Jobs:
1. From the thread on UUID versus autoincrement keys, retype the passage starting with "Do you really" and going on through "by how much).".
2. According to the thread on UUID versus autoincrement keys, how many bits does a UUID occupy at the bit level?

When you use an autoincrement, MSSQL will always go to the last page, and you end up with equally sized pages (in theory) so the performance to select those records is much better (also because the INSERTs will not block the table/page for so long).
However, the big advantage of using UUID as PKs is that if we have clusters of DBs, there will not be conflicts when merging.
I would recommend the following model:
PK INT Identity
Additional column automatically generated as UUID.
This way, the merge process is possible (UUID would be your REAL key, while the PK would just be something temporary that gives you good performance).
NOTE: That the best solution is to use NEWSEQUENTIALID (like I was saying in the comments), but for legacy app with not much time to refactor (and even worse, not controlling all inserts), it is not possible to do.
But indeed as of 2017, I'd say the best solution here is NEWSEQUENTIALID or doing Guid.Comb with NHibernate.
A UUID is a Universally Unique ID. It's the universally part that you should be considering here.
Do you really need the IDs to be universally unique? If so, then UUIDs may be your only choice.
I would strongly suggest that if you do use UUIDs, you store them as a number and not as a string. If you have 50M+ records, then the saving in storage space will improve your performance (although I couldn't say by how much).
If your IDs do not need to be universally unique, then I don't think that you can do much better then just using auto_increment, which guarantees that IDs will be unique within a table (since the value will increment each time)
Something to take into consideration is that Autoincrements are generated one at a time and cannot be solved using a parallel solution. The fight for using UUIDs eventually comes down to what you want to achieve versus what you potentially sacrifice.
On performance, briefly:
A UUID like the one above is 36
characters long, including dashes. If
you store this VARCHAR(36), you're
going to decrease compare performance
dramatically. This is your primary
key, you don't want it to be slow.
At its bit level, a UUID is 128 bits,
which means it will fit into 16 bytes,
note this is not very human readable,
but it will keep storage low, and is
only 4 times larger than a 32-bit int,
or 2 times larger than a 64-bit int.
I will use a VARBINARY(16)
Theoretically, this can work without a
lot of overhead.
I recommend reading the following two posts:
Brian "Krow" Aker's Idle Thoughts - Myths, GUID vs Autoincrement
To UUID or not to UUID ?

Information supplied:

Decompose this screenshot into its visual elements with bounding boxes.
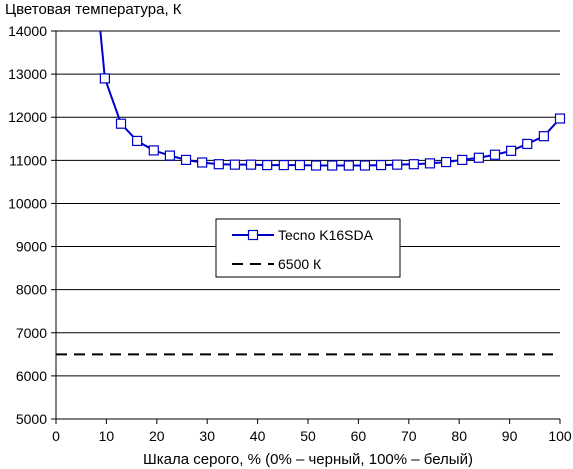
data-point-0	[99, 73, 110, 84]
x-tick-label-80: 80	[451, 428, 467, 444]
x-tick-label-50: 50	[300, 428, 316, 444]
data-point-19	[408, 159, 419, 170]
data-point-17	[375, 159, 387, 171]
data-point-11	[278, 159, 289, 171]
x-axis-title: Шкала серого, % (0% – черный, 100% – бел…	[143, 451, 473, 468]
data-point-24	[489, 149, 501, 160]
y-tick-label-11000: 11000	[9, 152, 47, 168]
data-point-2	[132, 135, 143, 147]
data-point-20	[424, 158, 436, 169]
x-tick-label-90: 90	[502, 428, 518, 444]
data-point-3	[148, 145, 159, 156]
y-tick-label-10000: 10000	[8, 195, 47, 211]
data-point-25	[506, 145, 517, 156]
y-axis-title: Цветовая температура, К	[5, 1, 182, 18]
data-point-21	[440, 156, 452, 168]
series-line-tecno	[99, 30, 561, 167]
series-layer	[56, 30, 566, 356]
y-tick-label-14000: 14000	[8, 23, 47, 39]
data-point-13	[310, 160, 322, 171]
data-point-14	[327, 160, 338, 171]
data-point-6	[197, 157, 208, 168]
y-tick-label-9000: 9000	[16, 239, 47, 255]
x-tick-label-30: 30	[199, 428, 215, 444]
data-point-15	[343, 160, 354, 171]
data-point-9	[245, 159, 257, 170]
x-tick-label-60: 60	[351, 428, 367, 444]
data-point-4	[164, 150, 176, 161]
data-point-7	[213, 159, 224, 170]
x-tick-label-20: 20	[149, 428, 165, 444]
data-point-1	[115, 118, 127, 129]
y-tick-labels: 5000 6000 7000 8000 9000 10000 11000 12000 13000…	[8, 23, 56, 427]
x-tick-label-70: 70	[401, 428, 417, 444]
x-tick-label-40: 40	[250, 428, 266, 444]
x-tick-label-10: 10	[99, 428, 115, 444]
y-tick-label-6000: 6000	[16, 368, 47, 384]
x-tick-label-100: 100	[548, 428, 572, 444]
data-point-12	[294, 159, 306, 171]
legend-box	[215, 218, 401, 278]
grid-lines	[56, 30, 560, 377]
data-point-16	[359, 160, 371, 171]
data-point-26	[522, 138, 533, 150]
data-point-28	[554, 113, 566, 124]
y-tick-label-12000: 12000	[8, 109, 47, 125]
y-tick-label-8000: 8000	[16, 282, 47, 298]
data-point-27	[538, 131, 549, 142]
data-point-5	[180, 154, 192, 166]
data-point-22	[457, 154, 468, 166]
data-point-8	[229, 159, 241, 170]
y-tick-label-7000: 7000	[16, 325, 47, 341]
data-point-23	[473, 152, 484, 163]
x-tick-labels: 0 10 20 30 40 50 60 70 80 90 100	[52, 419, 572, 444]
legend: Tecno K16SDA 6500 К	[215, 218, 401, 278]
y-tick-label-5000: 5000	[16, 411, 47, 427]
legend-label-tecno: Tecno K16SDA	[278, 227, 374, 243]
data-point-10	[262, 159, 273, 171]
x-tick-label-0: 0	[52, 428, 60, 444]
data-point-18	[392, 159, 403, 170]
legend-label-6500k: 6500 К	[278, 256, 322, 272]
y-tick-label-13000: 13000	[8, 66, 47, 82]
legend-marker-tecno	[247, 229, 259, 241]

Outputs by task:
1.
Do you really need the IDs to be universally unique? If so, then UUIDs may be your only choice.
I would strongly suggest that if you do use UUIDs, you store them as a number and not as a string. If you have 50M+ records, then the saving in storage space will improve your performance (although I couldn't say by how much).

2. 128 bits, which fit into 16 bytes.